SHORT TASK: Render all the entries below as a Markdown table with two columns, Index and Text, numbering each line in order and placing the line itself beside its number. Omit blank lines.

Dataset rows:
• • • •

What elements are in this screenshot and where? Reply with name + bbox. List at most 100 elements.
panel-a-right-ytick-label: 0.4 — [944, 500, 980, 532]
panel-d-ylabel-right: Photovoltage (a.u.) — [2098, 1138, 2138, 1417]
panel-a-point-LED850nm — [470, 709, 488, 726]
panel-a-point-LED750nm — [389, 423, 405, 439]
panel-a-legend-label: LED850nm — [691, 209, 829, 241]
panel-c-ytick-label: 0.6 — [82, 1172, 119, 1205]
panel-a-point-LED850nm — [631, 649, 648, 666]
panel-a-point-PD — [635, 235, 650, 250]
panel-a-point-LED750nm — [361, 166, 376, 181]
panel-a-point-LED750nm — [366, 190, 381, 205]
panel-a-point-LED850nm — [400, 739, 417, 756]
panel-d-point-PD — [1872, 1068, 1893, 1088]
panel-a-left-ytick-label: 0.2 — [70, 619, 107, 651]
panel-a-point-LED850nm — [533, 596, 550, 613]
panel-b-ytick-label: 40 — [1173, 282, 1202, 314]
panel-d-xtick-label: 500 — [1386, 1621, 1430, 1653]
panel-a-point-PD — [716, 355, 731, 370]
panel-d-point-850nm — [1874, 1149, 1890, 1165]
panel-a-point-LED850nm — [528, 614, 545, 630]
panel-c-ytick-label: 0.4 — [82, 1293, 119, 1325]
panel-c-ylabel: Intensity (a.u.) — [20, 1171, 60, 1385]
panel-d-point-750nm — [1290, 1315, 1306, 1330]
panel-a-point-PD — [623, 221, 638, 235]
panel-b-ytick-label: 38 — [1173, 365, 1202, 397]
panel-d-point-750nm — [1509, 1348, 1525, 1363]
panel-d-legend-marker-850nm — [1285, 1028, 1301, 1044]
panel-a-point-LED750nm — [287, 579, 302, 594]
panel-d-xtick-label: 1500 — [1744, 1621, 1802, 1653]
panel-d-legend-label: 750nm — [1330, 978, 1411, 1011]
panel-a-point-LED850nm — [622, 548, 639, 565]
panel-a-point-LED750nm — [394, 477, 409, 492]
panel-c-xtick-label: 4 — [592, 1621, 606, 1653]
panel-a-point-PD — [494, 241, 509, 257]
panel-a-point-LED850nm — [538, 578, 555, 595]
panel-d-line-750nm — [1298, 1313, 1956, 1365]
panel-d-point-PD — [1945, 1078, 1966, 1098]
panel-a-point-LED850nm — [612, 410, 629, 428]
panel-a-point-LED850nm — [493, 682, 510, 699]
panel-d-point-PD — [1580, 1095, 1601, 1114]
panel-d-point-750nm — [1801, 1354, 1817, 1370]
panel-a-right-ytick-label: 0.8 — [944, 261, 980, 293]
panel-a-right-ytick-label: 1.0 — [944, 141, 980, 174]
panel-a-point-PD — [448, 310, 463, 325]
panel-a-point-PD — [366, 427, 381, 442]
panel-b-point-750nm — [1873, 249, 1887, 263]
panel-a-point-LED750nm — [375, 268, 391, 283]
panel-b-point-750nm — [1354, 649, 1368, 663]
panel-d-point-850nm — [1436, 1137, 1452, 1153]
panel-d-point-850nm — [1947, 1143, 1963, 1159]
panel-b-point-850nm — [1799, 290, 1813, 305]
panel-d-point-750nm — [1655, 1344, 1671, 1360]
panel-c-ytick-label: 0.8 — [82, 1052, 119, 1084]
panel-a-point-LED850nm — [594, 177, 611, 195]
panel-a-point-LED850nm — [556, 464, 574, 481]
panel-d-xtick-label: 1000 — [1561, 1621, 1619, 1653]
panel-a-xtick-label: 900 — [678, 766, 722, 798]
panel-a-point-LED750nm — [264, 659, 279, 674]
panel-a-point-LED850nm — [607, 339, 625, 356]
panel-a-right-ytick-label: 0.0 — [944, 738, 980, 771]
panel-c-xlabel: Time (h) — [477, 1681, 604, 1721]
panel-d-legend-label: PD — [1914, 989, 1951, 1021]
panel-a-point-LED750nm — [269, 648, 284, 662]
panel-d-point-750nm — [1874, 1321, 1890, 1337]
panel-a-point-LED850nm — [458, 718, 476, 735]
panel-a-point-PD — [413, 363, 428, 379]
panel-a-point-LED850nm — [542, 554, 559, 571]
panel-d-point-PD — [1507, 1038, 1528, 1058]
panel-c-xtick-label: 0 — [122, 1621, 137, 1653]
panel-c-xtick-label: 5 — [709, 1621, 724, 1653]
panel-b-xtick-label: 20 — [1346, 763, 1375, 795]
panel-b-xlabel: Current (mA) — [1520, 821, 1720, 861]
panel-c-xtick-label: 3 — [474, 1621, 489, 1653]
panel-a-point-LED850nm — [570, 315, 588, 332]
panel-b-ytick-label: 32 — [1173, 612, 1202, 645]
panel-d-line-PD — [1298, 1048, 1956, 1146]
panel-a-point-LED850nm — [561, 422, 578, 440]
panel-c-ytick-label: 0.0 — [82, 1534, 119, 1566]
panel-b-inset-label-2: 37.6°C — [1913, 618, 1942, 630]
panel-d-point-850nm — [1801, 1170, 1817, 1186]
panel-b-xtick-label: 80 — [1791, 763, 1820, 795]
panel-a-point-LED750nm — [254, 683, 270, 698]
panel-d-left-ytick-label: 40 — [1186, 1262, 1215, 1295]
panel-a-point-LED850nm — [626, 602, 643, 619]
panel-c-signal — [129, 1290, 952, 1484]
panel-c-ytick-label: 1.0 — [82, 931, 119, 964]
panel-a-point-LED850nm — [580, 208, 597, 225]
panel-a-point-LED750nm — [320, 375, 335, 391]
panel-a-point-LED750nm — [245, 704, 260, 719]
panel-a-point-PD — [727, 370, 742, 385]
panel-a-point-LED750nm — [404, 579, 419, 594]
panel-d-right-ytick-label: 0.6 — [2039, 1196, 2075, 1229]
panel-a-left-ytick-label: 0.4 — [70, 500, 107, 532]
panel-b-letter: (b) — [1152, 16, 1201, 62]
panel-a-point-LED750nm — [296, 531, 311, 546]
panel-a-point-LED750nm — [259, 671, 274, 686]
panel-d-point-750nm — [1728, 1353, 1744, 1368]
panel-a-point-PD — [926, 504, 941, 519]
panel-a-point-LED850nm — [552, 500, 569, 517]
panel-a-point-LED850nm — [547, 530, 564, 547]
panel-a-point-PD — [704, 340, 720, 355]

• • • •

RIGHT ANSWER:
| Index | Text |
|---|---|
| 1 | What elements are in this screenshot and where? Reply with name + bbox. List at most 100 elements. |
| 2 | panel-a-right-ytick-label: 0.4 — [944, 500, 980, 532] |
| 3 | panel-d-ylabel-right: Photovoltage (a.u.) — [2098, 1138, 2138, 1417] |
| 4 | panel-a-point-LED850nm — [470, 709, 488, 726] |
| 5 | panel-a-point-LED750nm — [389, 423, 405, 439] |
| 6 | panel-a-legend-label: LED850nm — [691, 209, 829, 241] |
| 7 | panel-c-ytick-label: 0.6 — [82, 1172, 119, 1205] |
| 8 | panel-a-point-LED850nm — [631, 649, 648, 666] |
| 9 | panel-a-point-PD — [635, 235, 650, 250] |
| 10 | panel-a-point-LED750nm — [361, 166, 376, 181] |
| 11 | panel-a-point-LED750nm — [366, 190, 381, 205] |
| 12 | panel-a-point-LED850nm — [400, 739, 417, 756] |
| 13 | panel-d-point-PD — [1872, 1068, 1893, 1088] |
| 14 | panel-a-left-ytick-label: 0.2 — [70, 619, 107, 651] |
| 15 | panel-a-point-LED850nm — [533, 596, 550, 613] |
| 16 | panel-b-ytick-label: 40 — [1173, 282, 1202, 314] |
| 17 | panel-d-xtick-label: 500 — [1386, 1621, 1430, 1653] |
| 18 | panel-a-point-PD — [716, 355, 731, 370] |
| 19 | panel-d-point-850nm — [1874, 1149, 1890, 1165] |
| 20 | panel-a-point-LED850nm — [528, 614, 545, 630] |
| 21 | panel-c-ytick-label: 0.4 — [82, 1293, 119, 1325] |
| 22 | panel-c-ylabel: Intensity (a.u.) — [20, 1171, 60, 1385] |
| 23 | panel-d-point-750nm — [1290, 1315, 1306, 1330] |
| 24 | panel-a-point-PD — [623, 221, 638, 235] |
| 25 | panel-b-ytick-label: 38 — [1173, 365, 1202, 397] |
| 26 | panel-d-point-750nm — [1509, 1348, 1525, 1363] |
| 27 | panel-d-legend-marker-850nm — [1285, 1028, 1301, 1044] |
| 28 | panel-a-point-LED750nm — [287, 579, 302, 594] |
| 29 | panel-d-xtick-label: 1500 — [1744, 1621, 1802, 1653] |
| 30 | panel-d-legend-label: 750nm — [1330, 978, 1411, 1011] |
| 31 | panel-a-point-LED850nm — [622, 548, 639, 565] |
| 32 | panel-a-point-LED750nm — [394, 477, 409, 492] |
| 33 | panel-c-xtick-label: 4 — [592, 1621, 606, 1653] |
| 34 | panel-a-point-PD — [494, 241, 509, 257] |
| 35 | panel-a-point-LED850nm — [538, 578, 555, 595] |
| 36 | panel-d-line-750nm — [1298, 1313, 1956, 1365] |
| 37 | panel-d-point-PD — [1945, 1078, 1966, 1098] |
| 38 | panel-a-point-LED850nm — [612, 410, 629, 428] |
| 39 | panel-a-point-LED850nm — [493, 682, 510, 699] |
| 40 | panel-d-point-PD — [1580, 1095, 1601, 1114] |
| 41 | panel-d-point-750nm — [1801, 1354, 1817, 1370] |
| 42 | panel-a-right-ytick-label: 0.8 — [944, 261, 980, 293] |
| 43 | panel-a-right-ytick-label: 1.0 — [944, 141, 980, 174] |
| 44 | panel-a-point-PD — [448, 310, 463, 325] |
| 45 | panel-a-point-PD — [366, 427, 381, 442] |
| 46 | panel-b-point-750nm — [1873, 249, 1887, 263] |
| 47 | panel-a-point-LED750nm — [375, 268, 391, 283] |
| 48 | panel-b-point-750nm — [1354, 649, 1368, 663] |
| 49 | panel-d-point-850nm — [1436, 1137, 1452, 1153] |
| 50 | panel-d-point-850nm — [1947, 1143, 1963, 1159] |
| 51 | panel-b-point-850nm — [1799, 290, 1813, 305] |
| 52 | panel-d-point-750nm — [1655, 1344, 1671, 1360] |
| 53 | panel-c-ytick-label: 0.8 — [82, 1052, 119, 1084] |
| 54 | panel-a-point-LED850nm — [594, 177, 611, 195] |
| 55 | panel-a-point-LED850nm — [556, 464, 574, 481] |
| 56 | panel-d-xtick-label: 1000 — [1561, 1621, 1619, 1653] |
| 57 | panel-a-xtick-label: 900 — [678, 766, 722, 798] |
| 58 | panel-a-point-LED750nm — [264, 659, 279, 674] |
| 59 | panel-a-point-LED850nm — [607, 339, 625, 356] |
| 60 | panel-a-right-ytick-label: 0.0 — [944, 738, 980, 771] |
| 61 | panel-c-xlabel: Time (h) — [477, 1681, 604, 1721] |
| 62 | panel-d-legend-label: PD — [1914, 989, 1951, 1021] |
| 63 | panel-a-point-LED750nm — [269, 648, 284, 662] |
| 64 | panel-d-point-750nm — [1874, 1321, 1890, 1337] |
| 65 | panel-a-point-LED850nm — [458, 718, 476, 735] |
| 66 | panel-a-point-PD — [413, 363, 428, 379] |
| 67 | panel-a-point-LED850nm — [542, 554, 559, 571] |
| 68 | panel-d-point-PD — [1507, 1038, 1528, 1058] |
| 69 | panel-c-xtick-label: 0 — [122, 1621, 137, 1653] |
| 70 | panel-c-xtick-label: 5 — [709, 1621, 724, 1653] |
| 71 | panel-b-xtick-label: 20 — [1346, 763, 1375, 795] |
| 72 | panel-b-xlabel: Current (mA) — [1520, 821, 1720, 861] |
| 73 | panel-c-xtick-label: 3 — [474, 1621, 489, 1653] |
| 74 | panel-a-point-LED850nm — [570, 315, 588, 332] |
| 75 | panel-b-ytick-label: 32 — [1173, 612, 1202, 645] |
| 76 | panel-d-line-PD — [1298, 1048, 1956, 1146] |
| 77 | panel-a-point-LED850nm — [561, 422, 578, 440] |
| 78 | panel-c-ytick-label: 0.0 — [82, 1534, 119, 1566] |
| 79 | panel-b-inset-label-2: 37.6°C — [1913, 618, 1942, 630] |
| 80 | panel-d-point-850nm — [1801, 1170, 1817, 1186] |
| 81 | panel-b-xtick-label: 80 — [1791, 763, 1820, 795] |
| 82 | panel-a-point-LED750nm — [254, 683, 270, 698] |
| 83 | panel-d-left-ytick-label: 40 — [1186, 1262, 1215, 1295] |
| 84 | panel-a-point-LED850nm — [626, 602, 643, 619] |
| 85 | panel-c-signal — [129, 1290, 952, 1484] |
| 86 | panel-c-ytick-label: 1.0 — [82, 931, 119, 964] |
| 87 | panel-a-point-LED850nm — [580, 208, 597, 225] |
| 88 | panel-a-point-LED750nm — [320, 375, 335, 391] |
| 89 | panel-a-point-LED750nm — [245, 704, 260, 719] |
| 90 | panel-a-point-PD — [727, 370, 742, 385] |
| 91 | panel-a-point-LED750nm — [404, 579, 419, 594] |
| 92 | panel-d-right-ytick-label: 0.6 — [2039, 1196, 2075, 1229] |
| 93 | panel-a-left-ytick-label: 0.4 — [70, 500, 107, 532] |
| 94 | panel-b-letter: (b) — [1152, 16, 1201, 62] |
| 95 | panel-a-point-LED750nm — [296, 531, 311, 546] |
| 96 | panel-a-point-LED750nm — [259, 671, 274, 686] |
| 97 | panel-d-point-750nm — [1728, 1353, 1744, 1368] |
| 98 | panel-a-point-PD — [926, 504, 941, 519] |
| 99 | panel-a-point-LED850nm — [552, 500, 569, 517] |
| 100 | panel-a-point-LED850nm — [547, 530, 564, 547] |
| 101 | panel-a-point-PD — [704, 340, 720, 355] |